_DIRECTIONS FOR THIS TASK_
Copy each line below in which the word "RHESSI" occurs.
— Begin EXERCISE INPUT —
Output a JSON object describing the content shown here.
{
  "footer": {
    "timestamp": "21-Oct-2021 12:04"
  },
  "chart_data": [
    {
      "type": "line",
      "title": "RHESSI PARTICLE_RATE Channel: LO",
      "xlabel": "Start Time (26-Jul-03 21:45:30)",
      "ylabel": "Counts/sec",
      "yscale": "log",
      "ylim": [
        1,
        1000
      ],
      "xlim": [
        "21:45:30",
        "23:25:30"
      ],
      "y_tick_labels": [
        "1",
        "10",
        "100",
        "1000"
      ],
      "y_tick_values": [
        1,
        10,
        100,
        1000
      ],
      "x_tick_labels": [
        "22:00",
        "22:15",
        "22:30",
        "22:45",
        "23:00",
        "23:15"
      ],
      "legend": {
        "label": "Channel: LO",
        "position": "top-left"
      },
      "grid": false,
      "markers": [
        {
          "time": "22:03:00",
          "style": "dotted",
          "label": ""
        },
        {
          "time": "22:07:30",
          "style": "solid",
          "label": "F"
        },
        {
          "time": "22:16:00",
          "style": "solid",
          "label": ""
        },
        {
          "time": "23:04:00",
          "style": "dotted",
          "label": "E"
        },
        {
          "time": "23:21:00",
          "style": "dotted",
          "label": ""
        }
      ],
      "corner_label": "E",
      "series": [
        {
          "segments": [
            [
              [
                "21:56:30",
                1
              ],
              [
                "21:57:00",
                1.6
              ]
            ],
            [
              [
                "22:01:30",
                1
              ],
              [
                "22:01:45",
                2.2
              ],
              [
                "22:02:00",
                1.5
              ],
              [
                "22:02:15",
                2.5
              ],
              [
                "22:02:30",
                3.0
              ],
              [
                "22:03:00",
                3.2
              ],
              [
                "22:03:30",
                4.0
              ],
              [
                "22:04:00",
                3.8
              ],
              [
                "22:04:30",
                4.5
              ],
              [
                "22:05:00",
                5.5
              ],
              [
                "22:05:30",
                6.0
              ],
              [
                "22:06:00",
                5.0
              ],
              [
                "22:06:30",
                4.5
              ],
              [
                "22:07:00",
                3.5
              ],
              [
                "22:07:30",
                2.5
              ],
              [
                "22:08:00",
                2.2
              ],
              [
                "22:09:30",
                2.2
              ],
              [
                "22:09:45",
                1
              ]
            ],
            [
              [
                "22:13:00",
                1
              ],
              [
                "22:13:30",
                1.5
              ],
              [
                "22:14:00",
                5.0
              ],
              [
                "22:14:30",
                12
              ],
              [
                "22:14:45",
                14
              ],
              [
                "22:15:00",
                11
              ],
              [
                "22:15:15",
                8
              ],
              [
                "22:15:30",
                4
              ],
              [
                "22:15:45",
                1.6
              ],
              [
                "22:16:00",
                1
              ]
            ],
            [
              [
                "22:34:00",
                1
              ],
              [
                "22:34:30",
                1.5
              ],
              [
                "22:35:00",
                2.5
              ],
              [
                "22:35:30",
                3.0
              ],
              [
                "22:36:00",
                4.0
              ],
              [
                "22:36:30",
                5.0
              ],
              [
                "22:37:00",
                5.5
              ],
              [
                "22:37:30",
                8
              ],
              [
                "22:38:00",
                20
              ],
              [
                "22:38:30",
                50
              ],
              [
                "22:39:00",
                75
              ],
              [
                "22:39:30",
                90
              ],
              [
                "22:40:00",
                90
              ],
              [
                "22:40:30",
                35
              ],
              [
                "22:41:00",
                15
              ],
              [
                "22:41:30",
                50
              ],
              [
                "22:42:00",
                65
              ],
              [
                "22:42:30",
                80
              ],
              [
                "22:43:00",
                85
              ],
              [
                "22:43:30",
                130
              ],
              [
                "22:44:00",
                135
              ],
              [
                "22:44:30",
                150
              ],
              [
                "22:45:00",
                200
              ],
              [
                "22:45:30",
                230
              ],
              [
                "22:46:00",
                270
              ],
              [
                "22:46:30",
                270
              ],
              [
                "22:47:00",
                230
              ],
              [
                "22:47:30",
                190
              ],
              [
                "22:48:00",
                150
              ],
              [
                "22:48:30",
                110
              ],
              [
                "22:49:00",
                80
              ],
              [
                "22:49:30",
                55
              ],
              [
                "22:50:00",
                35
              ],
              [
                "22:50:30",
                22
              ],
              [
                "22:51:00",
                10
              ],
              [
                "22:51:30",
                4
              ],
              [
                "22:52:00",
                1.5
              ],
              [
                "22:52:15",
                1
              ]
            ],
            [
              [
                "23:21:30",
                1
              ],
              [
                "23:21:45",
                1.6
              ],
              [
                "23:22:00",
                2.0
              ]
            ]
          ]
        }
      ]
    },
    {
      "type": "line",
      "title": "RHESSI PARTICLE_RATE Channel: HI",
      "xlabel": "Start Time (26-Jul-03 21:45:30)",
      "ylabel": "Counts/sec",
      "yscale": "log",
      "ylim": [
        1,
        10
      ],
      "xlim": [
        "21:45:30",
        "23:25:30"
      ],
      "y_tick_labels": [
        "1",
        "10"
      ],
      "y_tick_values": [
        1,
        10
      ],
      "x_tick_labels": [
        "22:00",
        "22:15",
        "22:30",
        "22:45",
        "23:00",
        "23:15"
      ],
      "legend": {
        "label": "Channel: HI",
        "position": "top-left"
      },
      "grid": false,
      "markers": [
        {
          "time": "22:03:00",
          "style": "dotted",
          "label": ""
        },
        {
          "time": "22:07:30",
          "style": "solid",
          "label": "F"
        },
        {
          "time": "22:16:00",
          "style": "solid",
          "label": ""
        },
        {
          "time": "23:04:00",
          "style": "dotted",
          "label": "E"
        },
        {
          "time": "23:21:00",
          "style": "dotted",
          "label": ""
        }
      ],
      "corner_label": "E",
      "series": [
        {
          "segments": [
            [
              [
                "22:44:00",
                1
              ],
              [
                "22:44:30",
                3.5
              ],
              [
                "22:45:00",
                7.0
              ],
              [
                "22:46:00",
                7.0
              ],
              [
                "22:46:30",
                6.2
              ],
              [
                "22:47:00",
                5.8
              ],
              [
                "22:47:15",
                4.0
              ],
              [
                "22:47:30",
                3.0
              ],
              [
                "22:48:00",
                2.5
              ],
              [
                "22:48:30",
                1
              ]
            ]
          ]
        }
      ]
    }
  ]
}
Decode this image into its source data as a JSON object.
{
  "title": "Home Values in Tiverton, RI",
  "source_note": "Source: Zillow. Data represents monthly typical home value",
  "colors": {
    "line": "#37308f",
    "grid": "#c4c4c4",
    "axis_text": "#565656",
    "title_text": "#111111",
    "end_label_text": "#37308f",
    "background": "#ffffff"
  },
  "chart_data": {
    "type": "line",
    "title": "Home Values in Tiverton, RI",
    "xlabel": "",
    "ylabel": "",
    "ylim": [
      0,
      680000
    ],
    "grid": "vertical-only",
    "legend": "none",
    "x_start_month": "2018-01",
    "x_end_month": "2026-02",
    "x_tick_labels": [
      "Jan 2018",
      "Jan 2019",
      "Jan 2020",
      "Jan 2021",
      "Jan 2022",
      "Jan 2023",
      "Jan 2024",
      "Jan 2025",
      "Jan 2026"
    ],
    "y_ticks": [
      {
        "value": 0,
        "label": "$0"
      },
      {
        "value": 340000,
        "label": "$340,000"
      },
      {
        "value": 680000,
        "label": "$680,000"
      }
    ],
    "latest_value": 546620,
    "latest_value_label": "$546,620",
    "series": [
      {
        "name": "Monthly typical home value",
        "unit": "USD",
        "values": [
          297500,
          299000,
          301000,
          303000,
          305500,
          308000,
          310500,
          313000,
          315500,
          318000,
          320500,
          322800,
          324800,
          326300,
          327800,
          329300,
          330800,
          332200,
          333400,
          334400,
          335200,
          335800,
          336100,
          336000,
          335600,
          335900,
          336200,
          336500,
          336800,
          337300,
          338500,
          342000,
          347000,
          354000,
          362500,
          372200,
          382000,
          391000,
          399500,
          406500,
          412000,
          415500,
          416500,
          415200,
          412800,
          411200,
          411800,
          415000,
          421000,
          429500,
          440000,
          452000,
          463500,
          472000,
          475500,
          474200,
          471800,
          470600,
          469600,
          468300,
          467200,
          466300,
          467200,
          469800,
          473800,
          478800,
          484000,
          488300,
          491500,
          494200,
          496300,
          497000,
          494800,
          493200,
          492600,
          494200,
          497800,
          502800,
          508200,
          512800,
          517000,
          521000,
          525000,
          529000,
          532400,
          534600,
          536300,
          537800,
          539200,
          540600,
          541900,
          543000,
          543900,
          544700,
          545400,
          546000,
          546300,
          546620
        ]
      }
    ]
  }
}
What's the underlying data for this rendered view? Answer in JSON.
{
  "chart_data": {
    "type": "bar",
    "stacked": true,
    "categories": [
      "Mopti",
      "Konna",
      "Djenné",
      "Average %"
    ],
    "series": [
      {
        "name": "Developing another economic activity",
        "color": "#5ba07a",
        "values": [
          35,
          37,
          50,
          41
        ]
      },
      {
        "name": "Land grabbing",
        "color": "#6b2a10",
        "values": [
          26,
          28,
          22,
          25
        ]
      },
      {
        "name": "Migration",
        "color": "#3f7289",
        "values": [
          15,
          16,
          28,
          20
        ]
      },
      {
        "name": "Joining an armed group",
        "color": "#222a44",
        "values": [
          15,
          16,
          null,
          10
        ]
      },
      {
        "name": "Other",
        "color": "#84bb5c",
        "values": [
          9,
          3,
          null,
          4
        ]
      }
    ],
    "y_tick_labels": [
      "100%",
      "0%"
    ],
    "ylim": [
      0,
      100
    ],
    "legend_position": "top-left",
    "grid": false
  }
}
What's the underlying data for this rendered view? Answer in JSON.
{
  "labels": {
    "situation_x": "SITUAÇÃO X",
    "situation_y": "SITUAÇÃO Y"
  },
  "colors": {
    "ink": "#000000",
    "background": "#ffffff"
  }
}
— End EXERCISE INPUT —
_REPLY_
      "title": "RHESSI PARTICLE_RATE Channel: LO",
      "title": "RHESSI PARTICLE_RATE Channel: HI",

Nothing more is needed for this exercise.